Recorded data
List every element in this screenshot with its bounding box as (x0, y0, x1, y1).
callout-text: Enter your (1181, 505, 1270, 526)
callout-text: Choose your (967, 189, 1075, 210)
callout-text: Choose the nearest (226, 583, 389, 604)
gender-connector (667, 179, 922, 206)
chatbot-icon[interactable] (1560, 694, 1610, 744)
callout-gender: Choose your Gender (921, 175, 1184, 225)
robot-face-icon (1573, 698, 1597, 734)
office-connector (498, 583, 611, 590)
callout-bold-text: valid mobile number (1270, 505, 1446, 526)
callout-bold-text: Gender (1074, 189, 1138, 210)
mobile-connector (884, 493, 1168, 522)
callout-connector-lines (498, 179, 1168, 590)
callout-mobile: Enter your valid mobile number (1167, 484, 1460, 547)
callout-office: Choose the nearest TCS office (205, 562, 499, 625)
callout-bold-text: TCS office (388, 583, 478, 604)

--- PROBLEM ---
Please convert the rows above into a JSON list of strings with one string for each line, leaving out any blank lines.

--- FULL OUTPUT ---
[
  "List every element in this screenshot with its bounding box as (x0, y0, x1, y1).",
  "callout-text: Enter your (1181, 505, 1270, 526)",
  "callout-text: Choose your (967, 189, 1075, 210)",
  "callout-text: Choose the nearest (226, 583, 389, 604)",
  "gender-connector (667, 179, 922, 206)",
  "chatbot-icon[interactable] (1560, 694, 1610, 744)",
  "callout-gender: Choose your Gender (921, 175, 1184, 225)",
  "robot-face-icon (1573, 698, 1597, 734)",
  "office-connector (498, 583, 611, 590)",
  "callout-bold-text: valid mobile number (1270, 505, 1446, 526)",
  "callout-bold-text: Gender (1074, 189, 1138, 210)",
  "mobile-connector (884, 493, 1168, 522)",
  "callout-connector-lines (498, 179, 1168, 590)",
  "callout-mobile: Enter your valid mobile number (1167, 484, 1460, 547)",
  "callout-office: Choose the nearest TCS office (205, 562, 499, 625)",
  "callout-bold-text: TCS office (388, 583, 478, 604)"
]